═════ Extracted information ═════
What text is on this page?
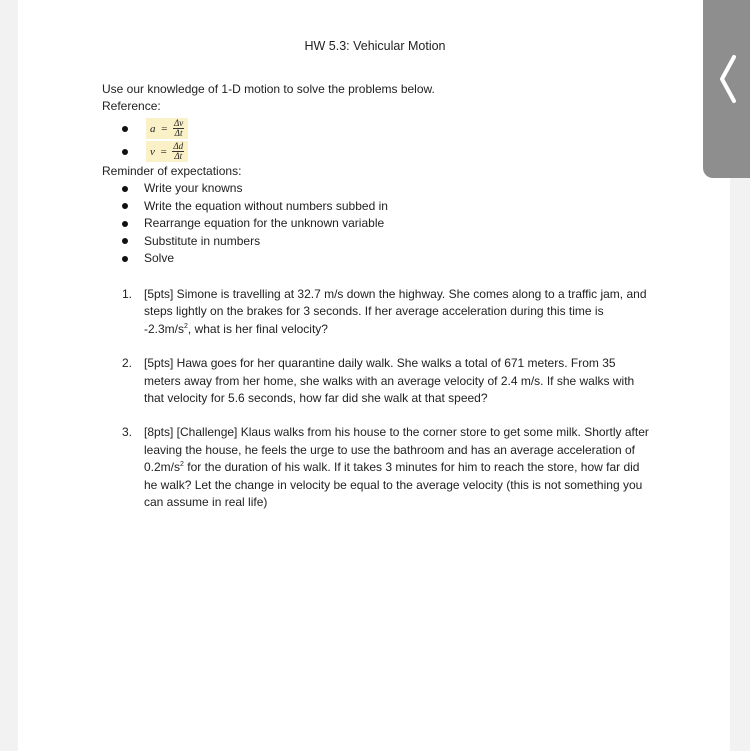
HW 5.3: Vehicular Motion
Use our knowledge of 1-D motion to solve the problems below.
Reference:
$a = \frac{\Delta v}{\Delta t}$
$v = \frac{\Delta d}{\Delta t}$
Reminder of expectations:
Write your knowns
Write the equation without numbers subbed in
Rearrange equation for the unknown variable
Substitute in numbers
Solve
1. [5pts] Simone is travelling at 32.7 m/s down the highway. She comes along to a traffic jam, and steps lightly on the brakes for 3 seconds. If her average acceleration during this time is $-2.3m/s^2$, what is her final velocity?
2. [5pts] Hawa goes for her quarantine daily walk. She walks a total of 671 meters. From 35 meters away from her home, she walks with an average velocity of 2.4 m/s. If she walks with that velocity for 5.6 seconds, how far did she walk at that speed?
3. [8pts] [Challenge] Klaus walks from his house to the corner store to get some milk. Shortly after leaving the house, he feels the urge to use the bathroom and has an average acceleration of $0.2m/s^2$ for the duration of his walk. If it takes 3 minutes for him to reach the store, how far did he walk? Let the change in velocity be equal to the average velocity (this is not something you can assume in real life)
═════
§ Description of the task
Copy out each line of the listing that holds "walks".

§ Written solution
2. [5pts] Hawa goes for her quarantine daily walk. She walks a total of 671 meters. From 35 meters away from her home, she walks with an average velocity of 2.4 m/s. If she walks with that velocity for 5.6 seconds, how far did she walk at that speed?
3. [8pts] [Challenge] Klaus walks from his house to the corner store to get some milk. Shortly after leaving the house, he feels the urge to use the bathroom and has an average acceleration of $0.2m/s^2$ for the duration of his walk. If it takes 3 minutes for him to reach the store, how far did he walk? Let the change in velocity be equal to the average velocity (this is not something you can assume in real life)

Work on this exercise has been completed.